>> Start

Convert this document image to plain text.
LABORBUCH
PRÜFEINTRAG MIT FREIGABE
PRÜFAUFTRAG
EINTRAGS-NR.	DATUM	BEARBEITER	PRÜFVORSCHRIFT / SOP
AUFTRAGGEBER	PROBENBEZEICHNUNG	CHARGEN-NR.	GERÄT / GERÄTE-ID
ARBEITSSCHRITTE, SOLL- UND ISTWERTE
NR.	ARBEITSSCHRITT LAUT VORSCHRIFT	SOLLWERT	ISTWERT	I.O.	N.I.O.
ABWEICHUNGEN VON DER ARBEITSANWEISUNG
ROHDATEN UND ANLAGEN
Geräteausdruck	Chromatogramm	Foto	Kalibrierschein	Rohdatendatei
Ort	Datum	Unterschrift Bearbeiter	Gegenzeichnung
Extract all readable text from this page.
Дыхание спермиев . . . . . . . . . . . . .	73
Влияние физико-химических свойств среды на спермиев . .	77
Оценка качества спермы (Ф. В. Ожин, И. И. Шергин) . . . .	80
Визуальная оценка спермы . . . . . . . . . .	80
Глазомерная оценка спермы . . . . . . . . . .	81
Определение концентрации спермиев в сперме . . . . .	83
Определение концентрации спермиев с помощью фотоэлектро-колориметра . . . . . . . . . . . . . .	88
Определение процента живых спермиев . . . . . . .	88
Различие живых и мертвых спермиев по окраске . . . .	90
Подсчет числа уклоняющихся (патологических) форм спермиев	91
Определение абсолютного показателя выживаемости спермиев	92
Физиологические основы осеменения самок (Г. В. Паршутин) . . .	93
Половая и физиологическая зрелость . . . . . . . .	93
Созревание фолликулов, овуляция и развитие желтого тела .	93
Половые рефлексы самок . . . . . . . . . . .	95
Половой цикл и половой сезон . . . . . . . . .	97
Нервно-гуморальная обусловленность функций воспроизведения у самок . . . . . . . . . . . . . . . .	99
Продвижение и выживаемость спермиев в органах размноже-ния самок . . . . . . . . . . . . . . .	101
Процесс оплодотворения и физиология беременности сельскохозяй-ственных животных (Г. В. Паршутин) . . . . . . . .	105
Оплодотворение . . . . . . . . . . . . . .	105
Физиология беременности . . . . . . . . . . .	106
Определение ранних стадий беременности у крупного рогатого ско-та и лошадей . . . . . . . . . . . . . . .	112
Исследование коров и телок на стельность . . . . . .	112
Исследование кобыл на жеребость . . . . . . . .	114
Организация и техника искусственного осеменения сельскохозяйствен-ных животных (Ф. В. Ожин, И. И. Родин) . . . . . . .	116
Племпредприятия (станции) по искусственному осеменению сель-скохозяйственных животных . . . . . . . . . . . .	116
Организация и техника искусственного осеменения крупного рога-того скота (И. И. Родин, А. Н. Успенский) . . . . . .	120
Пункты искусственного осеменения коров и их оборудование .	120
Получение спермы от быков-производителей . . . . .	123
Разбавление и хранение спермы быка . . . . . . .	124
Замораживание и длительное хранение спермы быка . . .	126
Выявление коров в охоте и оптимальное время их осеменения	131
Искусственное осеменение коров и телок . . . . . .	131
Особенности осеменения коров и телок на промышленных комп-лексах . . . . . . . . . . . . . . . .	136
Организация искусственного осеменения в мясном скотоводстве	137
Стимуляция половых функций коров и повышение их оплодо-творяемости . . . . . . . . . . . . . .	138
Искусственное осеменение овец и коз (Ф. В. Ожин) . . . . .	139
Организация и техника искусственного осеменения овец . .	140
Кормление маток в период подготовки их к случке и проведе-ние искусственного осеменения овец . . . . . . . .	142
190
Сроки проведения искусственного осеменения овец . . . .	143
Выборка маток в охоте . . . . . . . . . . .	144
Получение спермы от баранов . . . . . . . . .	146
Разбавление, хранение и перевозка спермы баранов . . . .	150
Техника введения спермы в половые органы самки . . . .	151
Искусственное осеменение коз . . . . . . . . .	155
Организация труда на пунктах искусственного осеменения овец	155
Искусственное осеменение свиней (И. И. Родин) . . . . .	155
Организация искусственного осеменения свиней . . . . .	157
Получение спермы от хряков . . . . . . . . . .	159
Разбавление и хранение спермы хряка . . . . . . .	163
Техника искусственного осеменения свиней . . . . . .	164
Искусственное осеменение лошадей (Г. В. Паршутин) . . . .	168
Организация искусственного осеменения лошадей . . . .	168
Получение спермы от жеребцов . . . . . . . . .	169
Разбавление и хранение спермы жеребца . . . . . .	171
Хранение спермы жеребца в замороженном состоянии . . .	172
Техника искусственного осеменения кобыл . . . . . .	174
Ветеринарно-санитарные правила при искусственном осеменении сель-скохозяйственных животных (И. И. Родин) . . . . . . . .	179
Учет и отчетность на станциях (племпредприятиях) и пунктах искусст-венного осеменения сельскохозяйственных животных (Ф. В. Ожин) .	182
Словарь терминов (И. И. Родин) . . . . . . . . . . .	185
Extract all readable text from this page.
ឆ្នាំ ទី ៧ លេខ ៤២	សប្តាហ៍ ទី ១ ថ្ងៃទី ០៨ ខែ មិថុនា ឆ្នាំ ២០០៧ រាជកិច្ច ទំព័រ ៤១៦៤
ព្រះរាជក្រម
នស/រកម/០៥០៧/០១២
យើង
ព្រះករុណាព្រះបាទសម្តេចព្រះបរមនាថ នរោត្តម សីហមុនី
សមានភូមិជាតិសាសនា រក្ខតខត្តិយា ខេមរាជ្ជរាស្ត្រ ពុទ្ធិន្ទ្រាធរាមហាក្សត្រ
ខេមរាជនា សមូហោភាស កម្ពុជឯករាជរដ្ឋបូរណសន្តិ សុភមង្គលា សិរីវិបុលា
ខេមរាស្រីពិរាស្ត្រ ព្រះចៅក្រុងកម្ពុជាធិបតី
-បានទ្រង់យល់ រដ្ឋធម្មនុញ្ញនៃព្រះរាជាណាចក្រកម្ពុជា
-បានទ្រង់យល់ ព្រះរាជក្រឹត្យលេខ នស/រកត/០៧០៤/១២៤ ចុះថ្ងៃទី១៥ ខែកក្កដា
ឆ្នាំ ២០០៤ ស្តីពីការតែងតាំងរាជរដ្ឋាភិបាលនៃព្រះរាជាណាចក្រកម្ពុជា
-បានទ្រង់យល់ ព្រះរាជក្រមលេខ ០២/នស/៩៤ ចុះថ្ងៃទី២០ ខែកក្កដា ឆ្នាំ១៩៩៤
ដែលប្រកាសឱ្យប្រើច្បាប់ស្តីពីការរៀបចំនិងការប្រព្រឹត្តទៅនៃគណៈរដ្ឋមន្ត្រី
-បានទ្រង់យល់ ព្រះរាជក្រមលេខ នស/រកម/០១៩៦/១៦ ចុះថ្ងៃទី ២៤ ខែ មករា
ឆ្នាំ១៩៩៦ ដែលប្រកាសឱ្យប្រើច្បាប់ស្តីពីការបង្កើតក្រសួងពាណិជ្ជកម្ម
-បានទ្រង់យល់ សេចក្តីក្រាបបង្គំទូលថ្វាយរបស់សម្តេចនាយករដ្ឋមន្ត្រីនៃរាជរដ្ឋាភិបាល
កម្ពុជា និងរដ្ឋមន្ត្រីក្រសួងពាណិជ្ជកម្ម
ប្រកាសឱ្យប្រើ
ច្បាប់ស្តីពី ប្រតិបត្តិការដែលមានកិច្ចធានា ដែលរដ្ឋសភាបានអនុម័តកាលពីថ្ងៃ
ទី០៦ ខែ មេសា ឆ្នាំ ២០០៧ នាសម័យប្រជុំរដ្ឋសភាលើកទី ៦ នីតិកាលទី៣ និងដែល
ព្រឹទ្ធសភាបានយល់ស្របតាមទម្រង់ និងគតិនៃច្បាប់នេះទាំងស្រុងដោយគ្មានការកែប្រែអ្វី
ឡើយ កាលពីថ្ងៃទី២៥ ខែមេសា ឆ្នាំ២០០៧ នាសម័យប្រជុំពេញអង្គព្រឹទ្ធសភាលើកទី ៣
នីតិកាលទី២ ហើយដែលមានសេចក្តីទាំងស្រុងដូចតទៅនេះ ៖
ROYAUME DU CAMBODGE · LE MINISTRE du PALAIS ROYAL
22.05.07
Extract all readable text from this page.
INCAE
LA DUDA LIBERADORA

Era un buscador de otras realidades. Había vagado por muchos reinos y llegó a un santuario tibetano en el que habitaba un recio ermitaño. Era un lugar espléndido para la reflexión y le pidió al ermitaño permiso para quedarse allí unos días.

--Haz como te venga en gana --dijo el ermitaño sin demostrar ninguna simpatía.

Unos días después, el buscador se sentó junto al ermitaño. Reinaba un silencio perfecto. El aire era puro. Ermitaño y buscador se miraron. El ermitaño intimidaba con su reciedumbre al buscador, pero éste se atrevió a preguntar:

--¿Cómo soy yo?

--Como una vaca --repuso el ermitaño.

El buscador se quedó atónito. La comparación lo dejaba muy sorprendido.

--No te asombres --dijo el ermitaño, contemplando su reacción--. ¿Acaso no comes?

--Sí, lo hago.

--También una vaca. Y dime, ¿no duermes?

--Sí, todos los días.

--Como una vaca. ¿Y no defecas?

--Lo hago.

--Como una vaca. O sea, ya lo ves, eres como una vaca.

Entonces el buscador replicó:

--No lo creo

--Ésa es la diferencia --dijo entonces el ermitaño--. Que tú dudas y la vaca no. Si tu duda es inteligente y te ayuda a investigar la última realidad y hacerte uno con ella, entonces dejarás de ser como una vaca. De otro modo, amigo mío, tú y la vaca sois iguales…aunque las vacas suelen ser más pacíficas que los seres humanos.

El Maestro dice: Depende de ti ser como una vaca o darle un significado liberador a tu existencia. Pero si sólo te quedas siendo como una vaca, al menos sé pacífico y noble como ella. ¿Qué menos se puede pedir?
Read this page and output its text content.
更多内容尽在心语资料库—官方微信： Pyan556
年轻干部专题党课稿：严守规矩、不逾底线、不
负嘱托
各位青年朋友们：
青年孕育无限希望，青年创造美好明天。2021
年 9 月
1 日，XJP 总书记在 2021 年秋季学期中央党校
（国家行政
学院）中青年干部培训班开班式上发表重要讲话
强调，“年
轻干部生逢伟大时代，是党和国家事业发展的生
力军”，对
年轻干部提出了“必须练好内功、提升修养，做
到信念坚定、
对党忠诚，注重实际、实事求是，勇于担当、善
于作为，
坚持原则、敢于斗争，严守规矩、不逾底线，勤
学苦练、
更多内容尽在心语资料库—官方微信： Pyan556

>> End

*Exercise objective*
Copy out all lines where the word "жеребца" appears.

*Written solution*
Разбавление и хранение спермы жеребца . . . . . .	171
Хранение спермы жеребца в замороженном состоянии . . .	172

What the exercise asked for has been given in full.